Print the data exactly, leaving nothing out.

[start]

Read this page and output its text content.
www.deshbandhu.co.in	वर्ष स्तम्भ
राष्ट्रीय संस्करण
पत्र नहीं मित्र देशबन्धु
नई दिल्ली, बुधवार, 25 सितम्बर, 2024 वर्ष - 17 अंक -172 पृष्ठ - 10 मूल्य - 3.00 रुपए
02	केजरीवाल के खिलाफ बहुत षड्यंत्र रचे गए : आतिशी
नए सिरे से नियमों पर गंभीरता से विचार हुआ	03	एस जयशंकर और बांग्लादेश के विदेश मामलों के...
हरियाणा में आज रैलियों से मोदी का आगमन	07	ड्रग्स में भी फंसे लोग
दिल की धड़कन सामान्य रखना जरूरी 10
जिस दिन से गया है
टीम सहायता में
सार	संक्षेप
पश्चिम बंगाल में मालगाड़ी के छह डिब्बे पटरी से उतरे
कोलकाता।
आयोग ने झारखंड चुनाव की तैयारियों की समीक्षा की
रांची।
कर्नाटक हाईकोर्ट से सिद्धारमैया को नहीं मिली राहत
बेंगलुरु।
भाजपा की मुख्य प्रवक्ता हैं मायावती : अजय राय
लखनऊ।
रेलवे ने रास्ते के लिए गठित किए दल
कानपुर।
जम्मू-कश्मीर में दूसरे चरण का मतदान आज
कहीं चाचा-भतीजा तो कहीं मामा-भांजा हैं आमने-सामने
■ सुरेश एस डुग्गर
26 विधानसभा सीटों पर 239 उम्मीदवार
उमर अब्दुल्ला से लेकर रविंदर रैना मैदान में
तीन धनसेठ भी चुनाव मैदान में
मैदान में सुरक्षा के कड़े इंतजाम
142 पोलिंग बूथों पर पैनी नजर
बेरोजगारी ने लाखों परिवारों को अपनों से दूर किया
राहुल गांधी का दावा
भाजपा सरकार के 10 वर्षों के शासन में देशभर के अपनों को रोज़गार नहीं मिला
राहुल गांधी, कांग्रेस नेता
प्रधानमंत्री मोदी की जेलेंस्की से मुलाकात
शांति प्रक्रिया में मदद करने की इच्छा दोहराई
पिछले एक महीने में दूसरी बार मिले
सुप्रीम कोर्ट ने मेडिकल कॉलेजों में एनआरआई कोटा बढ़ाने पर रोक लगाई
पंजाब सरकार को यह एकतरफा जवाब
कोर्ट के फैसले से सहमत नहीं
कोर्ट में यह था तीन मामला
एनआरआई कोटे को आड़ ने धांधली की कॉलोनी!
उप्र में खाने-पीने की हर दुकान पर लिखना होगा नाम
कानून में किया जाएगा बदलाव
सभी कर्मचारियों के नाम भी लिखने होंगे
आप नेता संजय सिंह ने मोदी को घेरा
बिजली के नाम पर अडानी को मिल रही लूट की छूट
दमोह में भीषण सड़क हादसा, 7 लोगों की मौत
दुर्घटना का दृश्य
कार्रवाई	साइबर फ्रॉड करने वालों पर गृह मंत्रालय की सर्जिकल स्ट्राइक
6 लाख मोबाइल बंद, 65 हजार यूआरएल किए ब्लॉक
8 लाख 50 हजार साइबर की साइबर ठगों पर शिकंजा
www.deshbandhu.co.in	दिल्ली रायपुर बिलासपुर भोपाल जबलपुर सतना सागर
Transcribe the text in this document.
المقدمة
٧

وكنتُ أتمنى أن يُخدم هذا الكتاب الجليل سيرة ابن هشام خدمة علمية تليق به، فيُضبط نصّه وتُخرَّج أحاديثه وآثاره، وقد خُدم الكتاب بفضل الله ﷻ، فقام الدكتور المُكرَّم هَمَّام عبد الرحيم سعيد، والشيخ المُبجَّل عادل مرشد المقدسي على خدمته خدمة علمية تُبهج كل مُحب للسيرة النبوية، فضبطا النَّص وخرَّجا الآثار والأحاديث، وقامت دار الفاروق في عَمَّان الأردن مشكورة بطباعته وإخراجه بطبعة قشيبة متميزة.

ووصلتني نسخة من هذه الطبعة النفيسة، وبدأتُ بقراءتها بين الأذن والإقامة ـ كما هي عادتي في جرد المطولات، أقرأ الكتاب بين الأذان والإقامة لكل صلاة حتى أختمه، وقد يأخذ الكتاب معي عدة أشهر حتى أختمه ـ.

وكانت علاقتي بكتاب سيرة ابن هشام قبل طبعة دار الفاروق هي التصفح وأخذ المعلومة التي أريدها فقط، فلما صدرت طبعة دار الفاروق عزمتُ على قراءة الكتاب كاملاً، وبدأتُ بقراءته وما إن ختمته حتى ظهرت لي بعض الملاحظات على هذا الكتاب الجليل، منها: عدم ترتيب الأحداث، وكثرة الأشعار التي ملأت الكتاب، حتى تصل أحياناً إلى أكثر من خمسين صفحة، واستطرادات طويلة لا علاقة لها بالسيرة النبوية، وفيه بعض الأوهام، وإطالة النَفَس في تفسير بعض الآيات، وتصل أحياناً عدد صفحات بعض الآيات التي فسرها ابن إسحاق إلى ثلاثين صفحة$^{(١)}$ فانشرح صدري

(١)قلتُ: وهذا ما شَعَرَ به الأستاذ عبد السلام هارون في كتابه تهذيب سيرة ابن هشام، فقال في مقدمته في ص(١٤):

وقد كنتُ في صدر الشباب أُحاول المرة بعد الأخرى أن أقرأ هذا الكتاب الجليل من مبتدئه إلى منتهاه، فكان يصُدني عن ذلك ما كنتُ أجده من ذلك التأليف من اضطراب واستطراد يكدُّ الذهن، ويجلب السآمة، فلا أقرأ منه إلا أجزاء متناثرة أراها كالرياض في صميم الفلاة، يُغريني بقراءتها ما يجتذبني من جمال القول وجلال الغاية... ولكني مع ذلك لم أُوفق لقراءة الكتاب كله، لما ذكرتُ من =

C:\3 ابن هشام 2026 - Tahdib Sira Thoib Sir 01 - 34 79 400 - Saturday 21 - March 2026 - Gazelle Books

[end]

• Answer
Read this page and output its text content.
www.deshbandhu.co.in	वर्ष स्तम्भ
राष्ट्रीय संस्करण
पत्र नहीं मित्र देशबन्धु
नई दिल्ली, बुधवार, 25 सितम्बर, 2024 वर्ष - 17 अंक -172 पृष्ठ - 10 मूल्य - 3.00 रुपए
02	केजरीवाल के खिलाफ बहुत षड्यंत्र रचे गए : आतिशी
नए सिरे से नियमों पर गंभीरता से विचार हुआ	03	एस जयशंकर और बांग्लादेश के विदेश मामलों के...
हरियाणा में आज रैलियों से मोदी का आगमन	07	ड्रग्स में भी फंसे लोग
दिल की धड़कन सामान्य रखना जरूरी 10
जिस दिन से गया है
टीम सहायता में
सार	संक्षेप
पश्चिम बंगाल में मालगाड़ी के छह डिब्बे पटरी से उतरे
कोलकाता।
आयोग ने झारखंड चुनाव की तैयारियों की समीक्षा की
रांची।
कर्नाटक हाईकोर्ट से सिद्धारमैया को नहीं मिली राहत
बेंगलुरु।
भाजपा की मुख्य प्रवक्ता हैं मायावती : अजय राय
लखनऊ।
रेलवे ने रास्ते के लिए गठित किए दल
कानपुर।
जम्मू-कश्मीर में दूसरे चरण का मतदान आज
कहीं चाचा-भतीजा तो कहीं मामा-भांजा हैं आमने-सामने
■ सुरेश एस डुग्गर
26 विधानसभा सीटों पर 239 उम्मीदवार
उमर अब्दुल्ला से लेकर रविंदर रैना मैदान में
तीन धनसेठ भी चुनाव मैदान में
मैदान में सुरक्षा के कड़े इंतजाम
142 पोलिंग बूथों पर पैनी नजर
बेरोजगारी ने लाखों परिवारों को अपनों से दूर किया
राहुल गांधी का दावा
भाजपा सरकार के 10 वर्षों के शासन में देशभर के अपनों को रोज़गार नहीं मिला
राहुल गांधी, कांग्रेस नेता
प्रधानमंत्री मोदी की जेलेंस्की से मुलाकात
शांति प्रक्रिया में मदद करने की इच्छा दोहराई
पिछले एक महीने में दूसरी बार मिले
सुप्रीम कोर्ट ने मेडिकल कॉलेजों में एनआरआई कोटा बढ़ाने पर रोक लगाई
पंजाब सरकार को यह एकतरफा जवाब
कोर्ट के फैसले से सहमत नहीं
कोर्ट में यह था तीन मामला
एनआरआई कोटे को आड़ ने धांधली की कॉलोनी!
उप्र में खाने-पीने की हर दुकान पर लिखना होगा नाम
कानून में किया जाएगा बदलाव
सभी कर्मचारियों के नाम भी लिखने होंगे
आप नेता संजय सिंह ने मोदी को घेरा
बिजली के नाम पर अडानी को मिल रही लूट की छूट
दमोह में भीषण सड़क हादसा, 7 लोगों की मौत
दुर्घटना का दृश्य
कार्रवाई	साइबर फ्रॉड करने वालों पर गृह मंत्रालय की सर्जिकल स्ट्राइक
6 लाख मोबाइल बंद, 65 हजार यूआरएल किए ब्लॉक
8 लाख 50 हजार साइबर की साइबर ठगों पर शिकंजा
www.deshbandhu.co.in	दिल्ली रायपुर बिलासपुर भोपाल जबलपुर सतना सागर
Transcribe the text in this document.
المقدمة
٧

وكنتُ أتمنى أن يُخدم هذا الكتاب الجليل سيرة ابن هشام خدمة علمية تليق به، فيُضبط نصّه وتُخرَّج أحاديثه وآثاره، وقد خُدم الكتاب بفضل الله ﷻ، فقام الدكتور المُكرَّم هَمَّام عبد الرحيم سعيد، والشيخ المُبجَّل عادل مرشد المقدسي على خدمته خدمة علمية تُبهج كل مُحب للسيرة النبوية، فضبطا النَّص وخرَّجا الآثار والأحاديث، وقامت دار الفاروق في عَمَّان الأردن مشكورة بطباعته وإخراجه بطبعة قشيبة متميزة.

ووصلتني نسخة من هذه الطبعة النفيسة، وبدأتُ بقراءتها بين الأذن والإقامة ـ كما هي عادتي في جرد المطولات، أقرأ الكتاب بين الأذان والإقامة لكل صلاة حتى أختمه، وقد يأخذ الكتاب معي عدة أشهر حتى أختمه ـ.

وكانت علاقتي بكتاب سيرة ابن هشام قبل طبعة دار الفاروق هي التصفح وأخذ المعلومة التي أريدها فقط، فلما صدرت طبعة دار الفاروق عزمتُ على قراءة الكتاب كاملاً، وبدأتُ بقراءته وما إن ختمته حتى ظهرت لي بعض الملاحظات على هذا الكتاب الجليل، منها: عدم ترتيب الأحداث، وكثرة الأشعار التي ملأت الكتاب، حتى تصل أحياناً إلى أكثر من خمسين صفحة، واستطرادات طويلة لا علاقة لها بالسيرة النبوية، وفيه بعض الأوهام، وإطالة النَفَس في تفسير بعض الآيات، وتصل أحياناً عدد صفحات بعض الآيات التي فسرها ابن إسحاق إلى ثلاثين صفحة$^{(١)}$ فانشرح صدري

(١)قلتُ: وهذا ما شَعَرَ به الأستاذ عبد السلام هارون في كتابه تهذيب سيرة ابن هشام، فقال في مقدمته في ص(١٤):

وقد كنتُ في صدر الشباب أُحاول المرة بعد الأخرى أن أقرأ هذا الكتاب الجليل من مبتدئه إلى منتهاه، فكان يصُدني عن ذلك ما كنتُ أجده من ذلك التأليف من اضطراب واستطراد يكدُّ الذهن، ويجلب السآمة، فلا أقرأ منه إلا أجزاء متناثرة أراها كالرياض في صميم الفلاة، يُغريني بقراءتها ما يجتذبني من جمال القول وجلال الغاية... ولكني مع ذلك لم أُوفق لقراءة الكتاب كله، لما ذكرتُ من =

C:\3 ابن هشام 2026 - Tahdib Sira Thoib Sir 01 - 34 79 400 - Saturday 21 - March 2026 - Gazelle Books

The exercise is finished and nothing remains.